Data records:
— begin —
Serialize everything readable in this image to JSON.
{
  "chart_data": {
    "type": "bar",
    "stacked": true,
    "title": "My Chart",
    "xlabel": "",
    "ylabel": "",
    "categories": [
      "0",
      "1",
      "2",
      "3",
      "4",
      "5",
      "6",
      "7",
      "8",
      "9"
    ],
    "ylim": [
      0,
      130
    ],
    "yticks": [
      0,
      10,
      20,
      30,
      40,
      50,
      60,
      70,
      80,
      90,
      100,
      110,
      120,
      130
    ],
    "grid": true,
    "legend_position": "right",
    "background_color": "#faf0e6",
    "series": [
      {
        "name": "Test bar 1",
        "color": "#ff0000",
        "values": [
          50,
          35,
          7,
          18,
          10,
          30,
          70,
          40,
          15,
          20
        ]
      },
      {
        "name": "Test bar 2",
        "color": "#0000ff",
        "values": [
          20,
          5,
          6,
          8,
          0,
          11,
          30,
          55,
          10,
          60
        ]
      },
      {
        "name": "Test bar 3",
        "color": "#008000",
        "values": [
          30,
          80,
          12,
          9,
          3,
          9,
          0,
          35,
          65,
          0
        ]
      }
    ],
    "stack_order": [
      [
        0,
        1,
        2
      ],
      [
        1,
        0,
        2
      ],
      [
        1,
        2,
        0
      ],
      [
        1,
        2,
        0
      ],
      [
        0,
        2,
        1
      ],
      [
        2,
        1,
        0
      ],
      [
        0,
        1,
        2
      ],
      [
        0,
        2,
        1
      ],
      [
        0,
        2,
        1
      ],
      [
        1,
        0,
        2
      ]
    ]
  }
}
— end —
— begin —
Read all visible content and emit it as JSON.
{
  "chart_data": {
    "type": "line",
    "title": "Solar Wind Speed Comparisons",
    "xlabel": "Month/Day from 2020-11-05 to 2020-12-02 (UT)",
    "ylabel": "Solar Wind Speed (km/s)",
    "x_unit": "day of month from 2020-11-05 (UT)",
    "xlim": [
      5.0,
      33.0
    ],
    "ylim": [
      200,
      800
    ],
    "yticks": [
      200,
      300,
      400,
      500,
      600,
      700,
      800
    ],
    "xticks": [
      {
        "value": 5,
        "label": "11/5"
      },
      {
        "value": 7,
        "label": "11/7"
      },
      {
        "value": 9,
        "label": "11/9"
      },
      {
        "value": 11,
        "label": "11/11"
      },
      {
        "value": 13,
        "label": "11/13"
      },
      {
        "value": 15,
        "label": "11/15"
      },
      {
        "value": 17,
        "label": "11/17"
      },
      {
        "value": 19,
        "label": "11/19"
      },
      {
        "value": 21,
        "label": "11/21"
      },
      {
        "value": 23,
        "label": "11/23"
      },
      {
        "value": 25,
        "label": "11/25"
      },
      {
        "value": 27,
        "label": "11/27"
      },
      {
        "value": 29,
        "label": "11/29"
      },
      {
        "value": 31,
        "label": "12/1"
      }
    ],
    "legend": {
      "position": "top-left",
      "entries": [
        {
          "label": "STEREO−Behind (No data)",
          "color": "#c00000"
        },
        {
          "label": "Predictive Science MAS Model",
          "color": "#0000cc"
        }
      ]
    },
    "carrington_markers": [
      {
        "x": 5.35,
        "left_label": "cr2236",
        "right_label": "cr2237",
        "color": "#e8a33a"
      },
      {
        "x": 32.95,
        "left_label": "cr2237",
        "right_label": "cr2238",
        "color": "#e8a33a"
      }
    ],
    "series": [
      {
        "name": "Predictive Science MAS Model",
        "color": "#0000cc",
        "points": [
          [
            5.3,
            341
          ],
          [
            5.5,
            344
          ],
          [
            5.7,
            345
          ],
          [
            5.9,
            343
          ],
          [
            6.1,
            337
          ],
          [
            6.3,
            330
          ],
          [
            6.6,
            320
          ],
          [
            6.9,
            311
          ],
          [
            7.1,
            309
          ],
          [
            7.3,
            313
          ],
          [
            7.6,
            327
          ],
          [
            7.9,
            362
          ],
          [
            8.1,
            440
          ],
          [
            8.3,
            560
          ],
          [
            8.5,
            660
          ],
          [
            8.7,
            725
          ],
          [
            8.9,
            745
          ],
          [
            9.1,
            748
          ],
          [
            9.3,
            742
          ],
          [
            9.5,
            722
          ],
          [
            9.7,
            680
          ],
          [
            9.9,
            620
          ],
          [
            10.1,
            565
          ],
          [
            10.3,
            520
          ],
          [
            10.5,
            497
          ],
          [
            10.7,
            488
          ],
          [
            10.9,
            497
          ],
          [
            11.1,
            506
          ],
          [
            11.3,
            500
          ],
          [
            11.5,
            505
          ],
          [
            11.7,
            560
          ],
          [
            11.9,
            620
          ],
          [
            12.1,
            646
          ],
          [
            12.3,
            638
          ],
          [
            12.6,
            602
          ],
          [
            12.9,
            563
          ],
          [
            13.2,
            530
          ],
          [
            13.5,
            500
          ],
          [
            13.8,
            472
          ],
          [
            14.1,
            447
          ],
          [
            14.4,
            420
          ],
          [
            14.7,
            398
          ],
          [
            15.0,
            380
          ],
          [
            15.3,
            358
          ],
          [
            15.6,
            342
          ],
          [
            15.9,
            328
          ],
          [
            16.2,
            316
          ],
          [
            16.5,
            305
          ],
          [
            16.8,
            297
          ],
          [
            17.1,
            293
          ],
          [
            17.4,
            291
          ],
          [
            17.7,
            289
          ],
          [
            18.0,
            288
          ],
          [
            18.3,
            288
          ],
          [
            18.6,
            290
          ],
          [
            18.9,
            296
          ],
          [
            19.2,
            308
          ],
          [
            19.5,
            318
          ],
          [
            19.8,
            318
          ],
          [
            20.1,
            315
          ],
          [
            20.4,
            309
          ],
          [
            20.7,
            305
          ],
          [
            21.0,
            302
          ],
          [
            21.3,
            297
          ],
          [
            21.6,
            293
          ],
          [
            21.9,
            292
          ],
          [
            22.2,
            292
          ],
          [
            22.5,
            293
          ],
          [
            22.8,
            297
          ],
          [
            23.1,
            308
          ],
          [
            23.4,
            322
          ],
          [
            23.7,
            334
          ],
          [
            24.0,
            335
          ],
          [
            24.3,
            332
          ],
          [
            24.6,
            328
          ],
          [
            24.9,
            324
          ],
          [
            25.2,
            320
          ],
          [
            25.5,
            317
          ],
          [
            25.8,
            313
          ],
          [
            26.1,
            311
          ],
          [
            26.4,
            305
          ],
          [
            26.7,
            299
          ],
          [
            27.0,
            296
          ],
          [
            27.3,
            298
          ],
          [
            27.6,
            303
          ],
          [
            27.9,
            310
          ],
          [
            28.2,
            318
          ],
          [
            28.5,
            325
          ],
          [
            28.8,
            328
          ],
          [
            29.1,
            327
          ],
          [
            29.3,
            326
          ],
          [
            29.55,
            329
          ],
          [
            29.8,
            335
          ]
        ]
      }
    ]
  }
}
— end —
— begin —
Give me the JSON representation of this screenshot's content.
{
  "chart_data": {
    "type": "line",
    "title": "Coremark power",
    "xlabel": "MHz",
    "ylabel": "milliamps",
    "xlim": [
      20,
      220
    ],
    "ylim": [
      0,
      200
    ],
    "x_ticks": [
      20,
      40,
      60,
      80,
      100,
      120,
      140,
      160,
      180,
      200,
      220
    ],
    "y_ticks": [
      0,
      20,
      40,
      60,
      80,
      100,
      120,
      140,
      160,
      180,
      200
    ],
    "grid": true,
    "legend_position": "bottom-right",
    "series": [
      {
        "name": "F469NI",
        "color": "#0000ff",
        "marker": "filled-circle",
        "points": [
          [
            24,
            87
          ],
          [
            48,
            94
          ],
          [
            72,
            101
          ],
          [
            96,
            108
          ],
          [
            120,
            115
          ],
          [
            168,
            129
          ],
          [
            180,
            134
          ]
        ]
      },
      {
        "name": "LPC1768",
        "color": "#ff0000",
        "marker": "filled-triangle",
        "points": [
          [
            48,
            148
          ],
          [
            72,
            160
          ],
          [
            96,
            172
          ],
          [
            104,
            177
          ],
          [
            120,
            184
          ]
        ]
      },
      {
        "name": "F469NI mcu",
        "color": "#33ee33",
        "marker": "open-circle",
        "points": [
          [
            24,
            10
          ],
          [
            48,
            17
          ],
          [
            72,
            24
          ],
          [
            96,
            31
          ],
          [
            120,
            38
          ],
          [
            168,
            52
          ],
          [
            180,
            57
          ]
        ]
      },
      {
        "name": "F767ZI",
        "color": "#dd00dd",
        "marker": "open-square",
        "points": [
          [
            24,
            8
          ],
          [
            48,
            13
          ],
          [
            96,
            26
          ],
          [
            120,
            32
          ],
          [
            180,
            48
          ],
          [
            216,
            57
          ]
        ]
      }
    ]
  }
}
— end —
## What to work on
Collect each line holding the string "filled".

## Solution to the exercise
        "marker": "filled-circle",
        "marker": "filled-triangle",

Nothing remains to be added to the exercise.